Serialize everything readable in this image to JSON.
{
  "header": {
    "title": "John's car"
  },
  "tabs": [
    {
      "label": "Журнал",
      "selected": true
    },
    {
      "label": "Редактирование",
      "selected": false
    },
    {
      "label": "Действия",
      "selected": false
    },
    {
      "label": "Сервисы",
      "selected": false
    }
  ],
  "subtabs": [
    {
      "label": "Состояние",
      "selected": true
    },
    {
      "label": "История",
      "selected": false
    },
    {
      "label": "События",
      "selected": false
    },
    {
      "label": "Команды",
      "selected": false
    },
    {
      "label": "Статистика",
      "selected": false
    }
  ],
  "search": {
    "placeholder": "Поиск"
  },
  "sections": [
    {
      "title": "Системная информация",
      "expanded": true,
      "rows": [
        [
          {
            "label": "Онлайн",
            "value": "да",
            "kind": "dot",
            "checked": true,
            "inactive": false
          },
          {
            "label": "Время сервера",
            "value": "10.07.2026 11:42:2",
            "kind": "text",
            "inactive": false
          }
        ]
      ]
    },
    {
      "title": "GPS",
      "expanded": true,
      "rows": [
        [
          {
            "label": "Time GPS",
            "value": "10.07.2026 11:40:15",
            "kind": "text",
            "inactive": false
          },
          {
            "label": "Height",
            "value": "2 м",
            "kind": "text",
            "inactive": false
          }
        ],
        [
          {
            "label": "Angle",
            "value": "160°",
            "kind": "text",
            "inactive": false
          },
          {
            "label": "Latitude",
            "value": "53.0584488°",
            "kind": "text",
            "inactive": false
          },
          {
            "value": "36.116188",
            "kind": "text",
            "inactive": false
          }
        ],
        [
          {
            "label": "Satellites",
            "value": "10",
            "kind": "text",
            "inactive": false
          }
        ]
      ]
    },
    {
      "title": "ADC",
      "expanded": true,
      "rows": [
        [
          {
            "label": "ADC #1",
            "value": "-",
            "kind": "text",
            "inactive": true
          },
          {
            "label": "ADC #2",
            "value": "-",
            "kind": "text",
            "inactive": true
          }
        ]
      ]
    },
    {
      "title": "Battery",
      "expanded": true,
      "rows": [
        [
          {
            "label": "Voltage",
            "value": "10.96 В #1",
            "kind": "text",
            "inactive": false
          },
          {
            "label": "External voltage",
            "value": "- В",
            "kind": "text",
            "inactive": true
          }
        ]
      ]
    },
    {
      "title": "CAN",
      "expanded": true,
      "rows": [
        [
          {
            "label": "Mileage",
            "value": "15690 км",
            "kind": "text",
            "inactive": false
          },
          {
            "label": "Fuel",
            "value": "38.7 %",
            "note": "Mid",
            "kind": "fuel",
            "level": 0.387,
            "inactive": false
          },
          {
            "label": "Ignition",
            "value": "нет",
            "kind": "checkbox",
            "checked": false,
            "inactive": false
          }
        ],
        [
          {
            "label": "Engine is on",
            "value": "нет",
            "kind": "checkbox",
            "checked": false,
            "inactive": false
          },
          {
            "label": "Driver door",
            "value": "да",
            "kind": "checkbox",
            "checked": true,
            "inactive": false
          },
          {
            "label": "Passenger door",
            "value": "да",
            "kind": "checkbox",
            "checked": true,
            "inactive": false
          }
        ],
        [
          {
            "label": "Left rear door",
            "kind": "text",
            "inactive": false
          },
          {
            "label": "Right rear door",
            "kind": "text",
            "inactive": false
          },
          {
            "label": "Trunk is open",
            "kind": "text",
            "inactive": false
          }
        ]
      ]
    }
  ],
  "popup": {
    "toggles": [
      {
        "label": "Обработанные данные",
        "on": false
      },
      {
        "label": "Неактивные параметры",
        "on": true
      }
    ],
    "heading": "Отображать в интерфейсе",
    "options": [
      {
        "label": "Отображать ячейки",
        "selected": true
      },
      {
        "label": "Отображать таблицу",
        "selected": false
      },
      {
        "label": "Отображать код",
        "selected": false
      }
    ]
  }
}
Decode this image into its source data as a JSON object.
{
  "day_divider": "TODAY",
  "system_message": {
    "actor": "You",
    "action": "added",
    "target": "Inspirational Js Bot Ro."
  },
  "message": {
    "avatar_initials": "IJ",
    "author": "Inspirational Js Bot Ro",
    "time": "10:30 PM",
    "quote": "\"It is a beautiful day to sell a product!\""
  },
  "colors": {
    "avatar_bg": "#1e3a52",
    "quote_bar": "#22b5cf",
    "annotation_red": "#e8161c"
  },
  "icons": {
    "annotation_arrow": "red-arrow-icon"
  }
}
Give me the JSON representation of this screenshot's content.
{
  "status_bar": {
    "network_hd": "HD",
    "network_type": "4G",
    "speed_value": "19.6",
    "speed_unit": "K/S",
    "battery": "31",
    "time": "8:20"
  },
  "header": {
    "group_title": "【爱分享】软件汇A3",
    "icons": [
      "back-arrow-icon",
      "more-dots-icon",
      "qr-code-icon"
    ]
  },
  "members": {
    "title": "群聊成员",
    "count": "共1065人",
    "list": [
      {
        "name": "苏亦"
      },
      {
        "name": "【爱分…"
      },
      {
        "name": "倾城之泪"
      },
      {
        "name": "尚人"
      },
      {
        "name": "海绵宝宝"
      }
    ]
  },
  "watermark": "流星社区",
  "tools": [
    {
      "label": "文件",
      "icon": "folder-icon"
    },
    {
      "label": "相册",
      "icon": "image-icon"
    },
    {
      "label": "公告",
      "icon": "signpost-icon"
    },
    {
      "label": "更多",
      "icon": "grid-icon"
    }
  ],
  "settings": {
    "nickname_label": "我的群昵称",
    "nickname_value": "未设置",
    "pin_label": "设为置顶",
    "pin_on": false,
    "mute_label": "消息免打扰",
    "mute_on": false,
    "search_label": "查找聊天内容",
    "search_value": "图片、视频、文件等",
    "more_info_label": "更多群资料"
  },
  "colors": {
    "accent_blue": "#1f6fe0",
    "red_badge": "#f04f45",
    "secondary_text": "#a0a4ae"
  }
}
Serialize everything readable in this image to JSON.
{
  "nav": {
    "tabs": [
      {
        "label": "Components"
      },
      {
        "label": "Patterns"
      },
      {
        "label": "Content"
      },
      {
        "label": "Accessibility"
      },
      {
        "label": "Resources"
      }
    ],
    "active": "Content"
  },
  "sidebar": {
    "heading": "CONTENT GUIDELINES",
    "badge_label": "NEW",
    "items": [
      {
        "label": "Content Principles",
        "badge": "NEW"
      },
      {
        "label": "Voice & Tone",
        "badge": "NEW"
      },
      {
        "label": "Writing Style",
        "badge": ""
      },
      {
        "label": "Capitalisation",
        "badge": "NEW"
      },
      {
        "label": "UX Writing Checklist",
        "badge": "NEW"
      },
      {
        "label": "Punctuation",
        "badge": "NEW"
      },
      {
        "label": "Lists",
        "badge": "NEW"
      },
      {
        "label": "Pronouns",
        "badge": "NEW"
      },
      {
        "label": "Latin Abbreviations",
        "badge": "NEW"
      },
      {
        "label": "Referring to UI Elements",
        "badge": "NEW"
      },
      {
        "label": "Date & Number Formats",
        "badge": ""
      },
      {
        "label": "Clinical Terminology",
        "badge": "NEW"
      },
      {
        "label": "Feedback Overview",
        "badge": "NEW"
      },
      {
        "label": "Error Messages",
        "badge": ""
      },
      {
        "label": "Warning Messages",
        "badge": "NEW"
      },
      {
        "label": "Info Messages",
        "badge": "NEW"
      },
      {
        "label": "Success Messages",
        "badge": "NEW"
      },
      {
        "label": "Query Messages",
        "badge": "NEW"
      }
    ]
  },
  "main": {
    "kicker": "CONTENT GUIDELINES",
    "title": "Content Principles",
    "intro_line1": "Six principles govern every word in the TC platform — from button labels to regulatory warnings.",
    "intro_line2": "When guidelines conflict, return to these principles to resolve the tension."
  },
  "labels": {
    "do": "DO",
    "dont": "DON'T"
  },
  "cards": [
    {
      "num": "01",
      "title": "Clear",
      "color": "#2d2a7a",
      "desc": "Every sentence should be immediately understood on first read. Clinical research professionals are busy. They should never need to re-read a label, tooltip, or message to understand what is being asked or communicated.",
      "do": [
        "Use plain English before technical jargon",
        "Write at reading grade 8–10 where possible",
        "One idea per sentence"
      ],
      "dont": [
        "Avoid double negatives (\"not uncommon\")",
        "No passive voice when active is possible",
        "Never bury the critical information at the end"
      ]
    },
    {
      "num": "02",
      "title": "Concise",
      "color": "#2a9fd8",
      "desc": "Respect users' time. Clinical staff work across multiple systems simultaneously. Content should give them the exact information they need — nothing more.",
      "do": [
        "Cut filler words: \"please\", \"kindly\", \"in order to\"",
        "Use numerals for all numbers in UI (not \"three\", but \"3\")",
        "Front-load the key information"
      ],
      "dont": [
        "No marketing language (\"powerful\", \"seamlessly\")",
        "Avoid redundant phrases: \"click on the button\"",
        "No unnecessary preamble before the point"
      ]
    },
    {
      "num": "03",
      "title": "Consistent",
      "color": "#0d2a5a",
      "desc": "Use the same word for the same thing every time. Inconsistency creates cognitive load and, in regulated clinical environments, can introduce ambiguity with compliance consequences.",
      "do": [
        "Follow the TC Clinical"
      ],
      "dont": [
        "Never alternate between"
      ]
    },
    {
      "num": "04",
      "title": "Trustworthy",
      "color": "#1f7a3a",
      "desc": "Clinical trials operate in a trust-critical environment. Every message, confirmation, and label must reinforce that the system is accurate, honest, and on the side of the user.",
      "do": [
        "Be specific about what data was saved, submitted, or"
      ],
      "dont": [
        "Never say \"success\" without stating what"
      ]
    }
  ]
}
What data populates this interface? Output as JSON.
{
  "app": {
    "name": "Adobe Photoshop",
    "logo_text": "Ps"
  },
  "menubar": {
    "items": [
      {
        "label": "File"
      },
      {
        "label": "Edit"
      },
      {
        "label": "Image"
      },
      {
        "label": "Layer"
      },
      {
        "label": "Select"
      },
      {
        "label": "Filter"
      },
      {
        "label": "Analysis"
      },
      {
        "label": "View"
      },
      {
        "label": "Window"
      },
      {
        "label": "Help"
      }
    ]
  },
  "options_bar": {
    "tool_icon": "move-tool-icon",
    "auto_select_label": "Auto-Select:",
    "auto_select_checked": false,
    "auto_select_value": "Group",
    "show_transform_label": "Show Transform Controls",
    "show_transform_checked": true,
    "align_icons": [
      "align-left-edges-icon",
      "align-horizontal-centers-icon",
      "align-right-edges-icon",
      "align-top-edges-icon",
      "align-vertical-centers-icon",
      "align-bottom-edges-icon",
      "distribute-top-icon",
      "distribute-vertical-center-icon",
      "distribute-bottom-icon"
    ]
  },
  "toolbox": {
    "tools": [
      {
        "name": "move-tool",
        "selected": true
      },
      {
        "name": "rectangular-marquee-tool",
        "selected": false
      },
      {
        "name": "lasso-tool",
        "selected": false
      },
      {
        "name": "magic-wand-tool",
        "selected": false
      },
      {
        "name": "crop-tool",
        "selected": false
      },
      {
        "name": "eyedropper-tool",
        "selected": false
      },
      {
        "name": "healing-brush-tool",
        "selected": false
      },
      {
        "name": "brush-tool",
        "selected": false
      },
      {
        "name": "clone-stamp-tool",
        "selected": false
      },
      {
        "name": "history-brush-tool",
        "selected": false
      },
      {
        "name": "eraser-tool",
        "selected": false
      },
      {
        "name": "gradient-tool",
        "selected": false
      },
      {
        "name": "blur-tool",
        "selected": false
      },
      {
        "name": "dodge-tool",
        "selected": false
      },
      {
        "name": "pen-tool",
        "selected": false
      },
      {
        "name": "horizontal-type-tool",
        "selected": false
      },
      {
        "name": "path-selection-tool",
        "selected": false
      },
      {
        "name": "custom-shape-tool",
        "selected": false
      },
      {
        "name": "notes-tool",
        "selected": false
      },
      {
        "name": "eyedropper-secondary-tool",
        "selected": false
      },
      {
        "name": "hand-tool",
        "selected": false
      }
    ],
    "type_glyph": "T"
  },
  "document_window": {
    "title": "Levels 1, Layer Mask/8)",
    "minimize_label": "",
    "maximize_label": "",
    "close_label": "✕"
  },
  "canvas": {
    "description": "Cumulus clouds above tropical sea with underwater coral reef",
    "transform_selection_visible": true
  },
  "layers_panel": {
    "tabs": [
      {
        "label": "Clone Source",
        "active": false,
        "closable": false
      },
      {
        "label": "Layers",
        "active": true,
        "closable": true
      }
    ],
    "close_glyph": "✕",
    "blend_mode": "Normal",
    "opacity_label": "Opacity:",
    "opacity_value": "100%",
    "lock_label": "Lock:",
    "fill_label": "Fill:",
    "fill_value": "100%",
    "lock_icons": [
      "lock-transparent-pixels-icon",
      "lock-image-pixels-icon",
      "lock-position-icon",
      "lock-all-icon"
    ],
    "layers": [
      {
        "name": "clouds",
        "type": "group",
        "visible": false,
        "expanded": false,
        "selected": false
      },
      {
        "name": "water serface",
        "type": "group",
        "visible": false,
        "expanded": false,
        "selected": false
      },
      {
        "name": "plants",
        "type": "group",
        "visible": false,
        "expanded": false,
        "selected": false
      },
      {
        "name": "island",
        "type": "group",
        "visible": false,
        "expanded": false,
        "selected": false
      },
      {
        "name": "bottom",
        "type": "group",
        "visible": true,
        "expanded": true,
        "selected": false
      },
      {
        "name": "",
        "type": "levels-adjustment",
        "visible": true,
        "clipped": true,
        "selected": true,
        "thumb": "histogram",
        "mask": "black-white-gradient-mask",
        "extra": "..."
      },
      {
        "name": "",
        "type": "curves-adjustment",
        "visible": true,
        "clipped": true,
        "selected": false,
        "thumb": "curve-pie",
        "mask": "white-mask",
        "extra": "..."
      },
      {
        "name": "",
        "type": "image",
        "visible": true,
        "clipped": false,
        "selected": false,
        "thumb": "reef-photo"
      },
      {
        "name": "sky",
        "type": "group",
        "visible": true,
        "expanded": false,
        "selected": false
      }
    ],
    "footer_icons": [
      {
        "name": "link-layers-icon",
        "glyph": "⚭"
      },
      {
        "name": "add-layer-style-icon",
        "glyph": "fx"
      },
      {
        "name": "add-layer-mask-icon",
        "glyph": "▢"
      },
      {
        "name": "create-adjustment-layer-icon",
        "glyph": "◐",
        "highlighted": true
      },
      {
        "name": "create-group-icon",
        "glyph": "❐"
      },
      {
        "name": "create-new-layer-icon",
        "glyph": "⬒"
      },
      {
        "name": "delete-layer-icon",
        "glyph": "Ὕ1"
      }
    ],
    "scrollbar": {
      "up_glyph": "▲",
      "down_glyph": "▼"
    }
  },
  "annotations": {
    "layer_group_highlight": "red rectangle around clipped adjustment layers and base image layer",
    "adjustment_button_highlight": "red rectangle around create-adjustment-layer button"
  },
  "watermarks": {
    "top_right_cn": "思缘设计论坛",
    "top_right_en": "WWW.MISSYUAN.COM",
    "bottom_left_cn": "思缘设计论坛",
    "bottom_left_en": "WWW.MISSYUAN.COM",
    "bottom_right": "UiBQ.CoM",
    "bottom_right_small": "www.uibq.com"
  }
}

================

PROBLEM STATEMENT
Where a line above holds the string "move", show that line.

EXERCISE ANSWER
    "tool_icon": "move-tool-icon",
        "name": "move-tool",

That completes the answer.